-------- Exercise inputs

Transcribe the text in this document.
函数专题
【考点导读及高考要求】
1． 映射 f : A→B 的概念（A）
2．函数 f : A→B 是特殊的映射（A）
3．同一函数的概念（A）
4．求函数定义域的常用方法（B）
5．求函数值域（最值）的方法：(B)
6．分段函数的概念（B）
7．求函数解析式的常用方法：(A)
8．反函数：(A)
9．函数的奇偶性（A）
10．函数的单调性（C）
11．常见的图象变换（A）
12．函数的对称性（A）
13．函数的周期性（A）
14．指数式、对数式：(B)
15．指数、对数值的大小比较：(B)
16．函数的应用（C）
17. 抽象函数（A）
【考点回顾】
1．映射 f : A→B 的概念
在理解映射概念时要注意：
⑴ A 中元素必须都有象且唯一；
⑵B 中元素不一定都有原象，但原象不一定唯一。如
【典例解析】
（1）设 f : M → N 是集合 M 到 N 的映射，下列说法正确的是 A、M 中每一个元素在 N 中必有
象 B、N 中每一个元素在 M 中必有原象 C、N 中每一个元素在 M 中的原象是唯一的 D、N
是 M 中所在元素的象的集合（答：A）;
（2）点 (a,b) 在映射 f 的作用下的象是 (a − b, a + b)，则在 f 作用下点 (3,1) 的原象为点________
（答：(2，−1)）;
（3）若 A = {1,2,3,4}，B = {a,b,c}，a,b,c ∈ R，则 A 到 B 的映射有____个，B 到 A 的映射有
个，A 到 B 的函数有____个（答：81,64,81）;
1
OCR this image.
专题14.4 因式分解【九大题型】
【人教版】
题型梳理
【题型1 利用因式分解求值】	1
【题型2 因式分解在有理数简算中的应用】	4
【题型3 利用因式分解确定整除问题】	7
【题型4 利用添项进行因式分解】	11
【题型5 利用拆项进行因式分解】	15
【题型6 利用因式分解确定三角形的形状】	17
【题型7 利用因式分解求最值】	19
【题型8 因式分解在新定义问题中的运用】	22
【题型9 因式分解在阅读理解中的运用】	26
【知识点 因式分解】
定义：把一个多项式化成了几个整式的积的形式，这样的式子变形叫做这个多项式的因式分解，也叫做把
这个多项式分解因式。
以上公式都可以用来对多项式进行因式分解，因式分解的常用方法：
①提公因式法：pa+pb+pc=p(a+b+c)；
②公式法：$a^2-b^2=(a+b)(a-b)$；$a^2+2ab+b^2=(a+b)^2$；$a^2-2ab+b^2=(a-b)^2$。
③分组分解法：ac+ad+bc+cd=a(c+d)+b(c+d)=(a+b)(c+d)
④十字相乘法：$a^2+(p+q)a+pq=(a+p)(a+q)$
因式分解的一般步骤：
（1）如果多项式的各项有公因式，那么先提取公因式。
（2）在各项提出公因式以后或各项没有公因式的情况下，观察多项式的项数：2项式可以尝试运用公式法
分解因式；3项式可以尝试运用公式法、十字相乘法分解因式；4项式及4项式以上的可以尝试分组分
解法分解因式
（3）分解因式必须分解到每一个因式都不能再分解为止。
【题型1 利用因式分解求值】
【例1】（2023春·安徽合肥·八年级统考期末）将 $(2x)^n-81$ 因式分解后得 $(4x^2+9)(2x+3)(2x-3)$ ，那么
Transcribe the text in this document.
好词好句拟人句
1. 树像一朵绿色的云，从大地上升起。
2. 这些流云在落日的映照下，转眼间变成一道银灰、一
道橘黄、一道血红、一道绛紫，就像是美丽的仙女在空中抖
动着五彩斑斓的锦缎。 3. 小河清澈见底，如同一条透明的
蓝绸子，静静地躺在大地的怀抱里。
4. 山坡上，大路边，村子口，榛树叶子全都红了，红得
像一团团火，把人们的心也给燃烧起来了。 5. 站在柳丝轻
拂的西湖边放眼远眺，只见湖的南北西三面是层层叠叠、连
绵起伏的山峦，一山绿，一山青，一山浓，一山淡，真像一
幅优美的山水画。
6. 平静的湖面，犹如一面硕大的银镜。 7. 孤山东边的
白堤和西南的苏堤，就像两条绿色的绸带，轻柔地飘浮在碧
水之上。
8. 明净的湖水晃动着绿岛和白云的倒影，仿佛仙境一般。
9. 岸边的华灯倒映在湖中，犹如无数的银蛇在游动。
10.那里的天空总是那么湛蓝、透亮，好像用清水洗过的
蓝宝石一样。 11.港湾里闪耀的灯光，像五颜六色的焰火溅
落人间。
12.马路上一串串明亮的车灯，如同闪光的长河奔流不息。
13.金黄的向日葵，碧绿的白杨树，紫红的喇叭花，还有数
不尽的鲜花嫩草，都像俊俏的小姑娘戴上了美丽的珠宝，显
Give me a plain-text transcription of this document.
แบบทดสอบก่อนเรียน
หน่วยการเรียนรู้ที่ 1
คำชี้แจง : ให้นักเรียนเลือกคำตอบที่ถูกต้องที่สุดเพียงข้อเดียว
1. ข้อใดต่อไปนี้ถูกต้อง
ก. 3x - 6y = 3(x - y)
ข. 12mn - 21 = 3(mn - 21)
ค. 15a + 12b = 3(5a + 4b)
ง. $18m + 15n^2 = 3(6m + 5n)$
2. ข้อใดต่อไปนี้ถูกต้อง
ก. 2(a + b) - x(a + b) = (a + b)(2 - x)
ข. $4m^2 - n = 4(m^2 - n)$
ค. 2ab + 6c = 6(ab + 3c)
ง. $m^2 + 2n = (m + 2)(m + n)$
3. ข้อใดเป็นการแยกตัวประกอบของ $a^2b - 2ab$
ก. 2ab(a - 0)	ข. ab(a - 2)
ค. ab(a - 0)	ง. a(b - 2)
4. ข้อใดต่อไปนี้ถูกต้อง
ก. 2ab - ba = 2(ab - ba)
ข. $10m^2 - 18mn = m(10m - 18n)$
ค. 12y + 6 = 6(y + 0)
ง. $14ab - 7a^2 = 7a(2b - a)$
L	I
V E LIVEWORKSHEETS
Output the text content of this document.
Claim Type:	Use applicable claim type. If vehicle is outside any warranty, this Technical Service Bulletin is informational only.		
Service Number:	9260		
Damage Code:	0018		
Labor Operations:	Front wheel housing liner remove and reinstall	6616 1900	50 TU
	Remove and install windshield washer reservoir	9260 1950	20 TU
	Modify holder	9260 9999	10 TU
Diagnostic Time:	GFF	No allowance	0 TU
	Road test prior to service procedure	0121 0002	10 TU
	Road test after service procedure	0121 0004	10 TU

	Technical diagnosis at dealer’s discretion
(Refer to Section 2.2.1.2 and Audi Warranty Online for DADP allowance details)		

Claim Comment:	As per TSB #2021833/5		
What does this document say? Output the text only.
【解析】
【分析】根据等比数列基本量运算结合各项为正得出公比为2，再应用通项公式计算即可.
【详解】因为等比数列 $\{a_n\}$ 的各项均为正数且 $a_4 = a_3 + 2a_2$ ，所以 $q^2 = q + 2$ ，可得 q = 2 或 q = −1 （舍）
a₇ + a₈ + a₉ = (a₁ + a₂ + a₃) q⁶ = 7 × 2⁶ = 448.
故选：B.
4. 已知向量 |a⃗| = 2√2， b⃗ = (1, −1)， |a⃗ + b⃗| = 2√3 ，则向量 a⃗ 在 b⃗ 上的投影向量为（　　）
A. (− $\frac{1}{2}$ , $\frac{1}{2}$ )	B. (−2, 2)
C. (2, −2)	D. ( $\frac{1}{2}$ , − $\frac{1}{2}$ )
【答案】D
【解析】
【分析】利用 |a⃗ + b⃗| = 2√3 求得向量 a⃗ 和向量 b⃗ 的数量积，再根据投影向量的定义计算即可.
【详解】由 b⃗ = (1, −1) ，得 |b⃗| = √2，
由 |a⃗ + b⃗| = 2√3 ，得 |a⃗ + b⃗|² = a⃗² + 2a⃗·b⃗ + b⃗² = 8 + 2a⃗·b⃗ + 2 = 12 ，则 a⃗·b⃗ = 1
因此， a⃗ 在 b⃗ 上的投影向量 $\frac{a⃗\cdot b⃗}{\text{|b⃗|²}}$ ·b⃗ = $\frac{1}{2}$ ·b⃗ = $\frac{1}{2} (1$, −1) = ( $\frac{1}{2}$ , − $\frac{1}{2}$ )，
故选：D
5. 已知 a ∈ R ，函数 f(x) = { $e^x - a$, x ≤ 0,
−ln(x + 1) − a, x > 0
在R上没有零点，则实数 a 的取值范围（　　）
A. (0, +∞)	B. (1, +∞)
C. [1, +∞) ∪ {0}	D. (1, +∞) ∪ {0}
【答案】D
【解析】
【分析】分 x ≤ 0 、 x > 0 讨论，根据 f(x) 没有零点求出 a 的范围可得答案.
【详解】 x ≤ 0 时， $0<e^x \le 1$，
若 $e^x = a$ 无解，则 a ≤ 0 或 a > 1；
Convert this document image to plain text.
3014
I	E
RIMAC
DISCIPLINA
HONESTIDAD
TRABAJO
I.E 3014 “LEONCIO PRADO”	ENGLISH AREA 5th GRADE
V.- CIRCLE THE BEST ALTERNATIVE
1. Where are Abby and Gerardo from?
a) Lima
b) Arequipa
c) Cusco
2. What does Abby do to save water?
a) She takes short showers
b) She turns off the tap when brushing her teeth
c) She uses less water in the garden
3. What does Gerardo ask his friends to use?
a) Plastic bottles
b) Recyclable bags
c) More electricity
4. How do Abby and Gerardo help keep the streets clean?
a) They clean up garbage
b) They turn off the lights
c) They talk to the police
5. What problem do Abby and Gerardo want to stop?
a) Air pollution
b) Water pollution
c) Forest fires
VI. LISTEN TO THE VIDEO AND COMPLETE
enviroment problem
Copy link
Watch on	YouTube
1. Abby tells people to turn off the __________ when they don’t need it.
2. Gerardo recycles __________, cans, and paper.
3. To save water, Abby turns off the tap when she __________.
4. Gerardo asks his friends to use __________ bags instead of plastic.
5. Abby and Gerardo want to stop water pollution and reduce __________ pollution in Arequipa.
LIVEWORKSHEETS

----------------

The task |
Check each line of the entries above for the word "text". List the ones that have it.

Reply to the task |
Transcribe the text in this document.
Transcribe the text in this document.
Give me a plain-text transcription of this document.
Output the text content of this document.
What does this document say? Output the text only.
因此， a⃗ 在 b⃗ 上的投影向量 $\frac{a⃗\cdot b⃗}{\text{|b⃗|²}}$ ·b⃗ = $\frac{1}{2}$ ·b⃗ = $\frac{1}{2} (1$, −1) = ( $\frac{1}{2}$ , − $\frac{1}{2}$ )，
Convert this document image to plain text.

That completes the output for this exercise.